**EXERCISE**.
Locate the lines that hold the string "weight". Copy every such line.

+--

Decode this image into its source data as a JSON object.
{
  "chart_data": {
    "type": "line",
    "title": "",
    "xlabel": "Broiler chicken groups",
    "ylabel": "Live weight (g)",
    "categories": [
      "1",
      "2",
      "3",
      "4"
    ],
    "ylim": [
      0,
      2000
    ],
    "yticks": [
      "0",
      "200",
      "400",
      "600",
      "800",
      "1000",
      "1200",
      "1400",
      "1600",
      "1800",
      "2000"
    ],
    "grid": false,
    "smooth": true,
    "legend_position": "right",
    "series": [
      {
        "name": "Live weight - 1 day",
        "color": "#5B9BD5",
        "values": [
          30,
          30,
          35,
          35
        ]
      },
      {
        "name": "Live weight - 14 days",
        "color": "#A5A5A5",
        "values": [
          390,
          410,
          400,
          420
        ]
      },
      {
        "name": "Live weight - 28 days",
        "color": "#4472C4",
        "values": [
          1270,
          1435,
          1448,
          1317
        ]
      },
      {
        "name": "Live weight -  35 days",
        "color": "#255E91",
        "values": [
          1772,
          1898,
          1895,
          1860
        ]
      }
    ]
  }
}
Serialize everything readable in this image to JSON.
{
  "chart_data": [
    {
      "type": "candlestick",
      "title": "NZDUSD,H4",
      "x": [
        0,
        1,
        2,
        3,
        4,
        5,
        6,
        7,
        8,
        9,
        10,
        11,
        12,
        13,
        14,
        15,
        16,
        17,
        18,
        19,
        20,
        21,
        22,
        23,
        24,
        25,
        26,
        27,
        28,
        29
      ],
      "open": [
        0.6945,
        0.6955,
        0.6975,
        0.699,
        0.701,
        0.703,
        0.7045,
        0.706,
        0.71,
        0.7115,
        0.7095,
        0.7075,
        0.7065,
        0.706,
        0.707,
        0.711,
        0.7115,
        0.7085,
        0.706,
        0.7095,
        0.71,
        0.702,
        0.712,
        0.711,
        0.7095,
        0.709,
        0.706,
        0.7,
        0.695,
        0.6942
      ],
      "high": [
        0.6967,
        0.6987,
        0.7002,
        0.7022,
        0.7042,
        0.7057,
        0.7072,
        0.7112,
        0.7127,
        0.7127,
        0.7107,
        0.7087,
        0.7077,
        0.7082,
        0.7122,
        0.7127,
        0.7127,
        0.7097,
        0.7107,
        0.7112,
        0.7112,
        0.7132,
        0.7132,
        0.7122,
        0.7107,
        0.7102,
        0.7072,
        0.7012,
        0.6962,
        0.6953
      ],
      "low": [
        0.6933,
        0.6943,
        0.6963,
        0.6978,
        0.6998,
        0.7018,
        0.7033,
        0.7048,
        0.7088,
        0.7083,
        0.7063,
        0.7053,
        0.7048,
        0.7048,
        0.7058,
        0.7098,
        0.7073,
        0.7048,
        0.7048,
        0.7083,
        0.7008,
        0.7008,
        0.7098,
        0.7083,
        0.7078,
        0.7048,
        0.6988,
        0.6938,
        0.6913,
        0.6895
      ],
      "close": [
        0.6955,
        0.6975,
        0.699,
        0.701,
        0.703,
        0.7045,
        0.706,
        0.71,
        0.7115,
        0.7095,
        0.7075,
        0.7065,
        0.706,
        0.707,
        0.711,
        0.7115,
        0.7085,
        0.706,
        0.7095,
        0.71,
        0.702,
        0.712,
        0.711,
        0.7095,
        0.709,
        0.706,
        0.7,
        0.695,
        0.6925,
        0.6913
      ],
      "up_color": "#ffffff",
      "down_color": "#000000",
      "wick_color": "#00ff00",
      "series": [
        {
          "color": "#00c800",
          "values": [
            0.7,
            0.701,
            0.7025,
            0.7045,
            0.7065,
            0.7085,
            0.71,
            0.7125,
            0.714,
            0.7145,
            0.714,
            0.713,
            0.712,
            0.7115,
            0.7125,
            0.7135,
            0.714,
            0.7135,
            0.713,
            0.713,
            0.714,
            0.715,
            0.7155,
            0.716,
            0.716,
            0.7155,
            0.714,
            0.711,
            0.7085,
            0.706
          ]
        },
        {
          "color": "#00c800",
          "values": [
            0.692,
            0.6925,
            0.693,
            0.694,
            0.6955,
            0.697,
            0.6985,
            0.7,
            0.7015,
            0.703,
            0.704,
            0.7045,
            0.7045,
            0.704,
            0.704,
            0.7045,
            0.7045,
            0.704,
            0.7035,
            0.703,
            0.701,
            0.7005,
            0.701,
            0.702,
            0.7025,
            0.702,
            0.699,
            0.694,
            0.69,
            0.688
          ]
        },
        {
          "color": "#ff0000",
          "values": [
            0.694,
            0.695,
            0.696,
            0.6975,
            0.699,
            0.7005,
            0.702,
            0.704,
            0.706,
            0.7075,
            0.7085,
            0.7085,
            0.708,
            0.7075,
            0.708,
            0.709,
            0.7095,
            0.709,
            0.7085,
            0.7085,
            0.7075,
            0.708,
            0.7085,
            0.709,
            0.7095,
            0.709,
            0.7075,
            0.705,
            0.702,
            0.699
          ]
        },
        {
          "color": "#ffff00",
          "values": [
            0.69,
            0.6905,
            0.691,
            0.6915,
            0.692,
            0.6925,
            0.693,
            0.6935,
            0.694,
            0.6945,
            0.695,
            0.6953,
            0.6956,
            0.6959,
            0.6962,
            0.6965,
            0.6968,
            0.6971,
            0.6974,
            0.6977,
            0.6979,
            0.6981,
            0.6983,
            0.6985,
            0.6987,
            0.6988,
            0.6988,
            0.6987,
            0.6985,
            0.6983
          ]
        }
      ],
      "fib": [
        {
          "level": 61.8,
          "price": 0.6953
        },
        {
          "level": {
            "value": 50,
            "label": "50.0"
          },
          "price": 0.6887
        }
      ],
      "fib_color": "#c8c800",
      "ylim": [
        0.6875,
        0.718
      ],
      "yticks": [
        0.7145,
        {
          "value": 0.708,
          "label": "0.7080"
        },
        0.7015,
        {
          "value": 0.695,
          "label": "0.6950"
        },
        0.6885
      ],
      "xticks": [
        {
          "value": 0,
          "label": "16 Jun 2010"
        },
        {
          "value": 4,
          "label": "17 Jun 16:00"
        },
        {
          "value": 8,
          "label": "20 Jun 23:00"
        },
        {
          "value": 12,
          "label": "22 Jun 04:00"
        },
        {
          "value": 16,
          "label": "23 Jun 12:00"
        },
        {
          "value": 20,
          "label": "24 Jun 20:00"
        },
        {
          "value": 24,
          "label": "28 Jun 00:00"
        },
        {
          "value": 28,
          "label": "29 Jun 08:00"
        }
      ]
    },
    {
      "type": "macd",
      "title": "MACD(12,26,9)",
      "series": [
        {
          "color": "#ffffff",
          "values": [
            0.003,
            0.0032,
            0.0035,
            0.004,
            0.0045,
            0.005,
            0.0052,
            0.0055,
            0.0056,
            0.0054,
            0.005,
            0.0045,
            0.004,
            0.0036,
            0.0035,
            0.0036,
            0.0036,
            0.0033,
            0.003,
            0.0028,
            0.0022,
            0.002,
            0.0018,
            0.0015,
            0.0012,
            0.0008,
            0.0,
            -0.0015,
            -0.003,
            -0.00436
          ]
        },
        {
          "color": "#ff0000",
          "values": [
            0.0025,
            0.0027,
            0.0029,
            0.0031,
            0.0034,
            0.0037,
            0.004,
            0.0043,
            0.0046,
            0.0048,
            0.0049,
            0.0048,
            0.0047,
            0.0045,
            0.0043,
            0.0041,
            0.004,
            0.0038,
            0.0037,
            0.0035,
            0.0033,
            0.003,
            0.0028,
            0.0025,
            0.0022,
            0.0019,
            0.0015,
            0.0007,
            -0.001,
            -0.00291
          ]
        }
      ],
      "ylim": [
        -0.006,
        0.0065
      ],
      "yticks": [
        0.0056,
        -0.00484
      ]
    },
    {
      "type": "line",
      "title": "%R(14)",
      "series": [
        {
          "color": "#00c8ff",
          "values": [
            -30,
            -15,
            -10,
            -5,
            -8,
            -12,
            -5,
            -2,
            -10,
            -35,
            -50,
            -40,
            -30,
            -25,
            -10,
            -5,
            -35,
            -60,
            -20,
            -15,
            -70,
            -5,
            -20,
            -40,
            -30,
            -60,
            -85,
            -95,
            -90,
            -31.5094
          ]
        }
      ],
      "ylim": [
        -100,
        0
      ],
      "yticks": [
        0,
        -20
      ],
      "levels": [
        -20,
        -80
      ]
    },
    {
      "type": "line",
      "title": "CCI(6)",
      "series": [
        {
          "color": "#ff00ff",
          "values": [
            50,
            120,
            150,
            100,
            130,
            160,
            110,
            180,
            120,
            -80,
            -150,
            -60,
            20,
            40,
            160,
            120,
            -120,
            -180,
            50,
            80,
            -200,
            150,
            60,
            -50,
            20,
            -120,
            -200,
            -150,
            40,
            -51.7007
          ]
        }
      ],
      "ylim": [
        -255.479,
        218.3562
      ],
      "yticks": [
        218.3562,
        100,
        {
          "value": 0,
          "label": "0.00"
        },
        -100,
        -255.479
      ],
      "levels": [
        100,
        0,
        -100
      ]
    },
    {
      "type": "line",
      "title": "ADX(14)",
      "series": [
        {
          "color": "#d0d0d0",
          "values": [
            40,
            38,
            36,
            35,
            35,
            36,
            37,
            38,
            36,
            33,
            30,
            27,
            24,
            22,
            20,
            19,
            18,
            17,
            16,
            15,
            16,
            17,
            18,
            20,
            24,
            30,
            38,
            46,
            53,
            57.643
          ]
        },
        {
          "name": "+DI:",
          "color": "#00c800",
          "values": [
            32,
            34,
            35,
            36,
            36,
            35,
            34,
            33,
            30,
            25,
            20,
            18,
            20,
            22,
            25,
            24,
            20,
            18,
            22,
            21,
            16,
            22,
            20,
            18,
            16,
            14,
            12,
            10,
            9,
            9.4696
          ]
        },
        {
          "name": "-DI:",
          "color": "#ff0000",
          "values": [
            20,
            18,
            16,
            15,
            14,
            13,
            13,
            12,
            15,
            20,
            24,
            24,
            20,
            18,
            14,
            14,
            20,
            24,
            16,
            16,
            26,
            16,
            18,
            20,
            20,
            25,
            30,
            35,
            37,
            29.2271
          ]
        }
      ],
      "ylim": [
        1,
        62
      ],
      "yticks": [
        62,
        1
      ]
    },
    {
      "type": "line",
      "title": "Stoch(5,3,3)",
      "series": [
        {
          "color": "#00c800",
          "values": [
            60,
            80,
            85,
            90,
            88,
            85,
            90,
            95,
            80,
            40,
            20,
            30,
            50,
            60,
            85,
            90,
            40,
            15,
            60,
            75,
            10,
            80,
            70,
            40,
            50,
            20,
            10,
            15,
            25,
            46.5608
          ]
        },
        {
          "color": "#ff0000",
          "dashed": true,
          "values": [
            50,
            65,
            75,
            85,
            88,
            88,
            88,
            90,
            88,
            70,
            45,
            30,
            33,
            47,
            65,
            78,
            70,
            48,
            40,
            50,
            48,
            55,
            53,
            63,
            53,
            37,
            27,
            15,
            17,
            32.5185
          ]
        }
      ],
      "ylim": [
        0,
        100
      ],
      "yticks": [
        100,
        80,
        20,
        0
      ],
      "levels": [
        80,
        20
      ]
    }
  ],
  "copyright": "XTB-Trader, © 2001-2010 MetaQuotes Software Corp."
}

+--

**THE SOLUTION**.
    "ylabel": "Live weight (g)",
        "name": "Live weight - 1 day",
        "name": "Live weight - 14 days",
        "name": "Live weight - 28 days",
        "name": "Live weight -  35 days",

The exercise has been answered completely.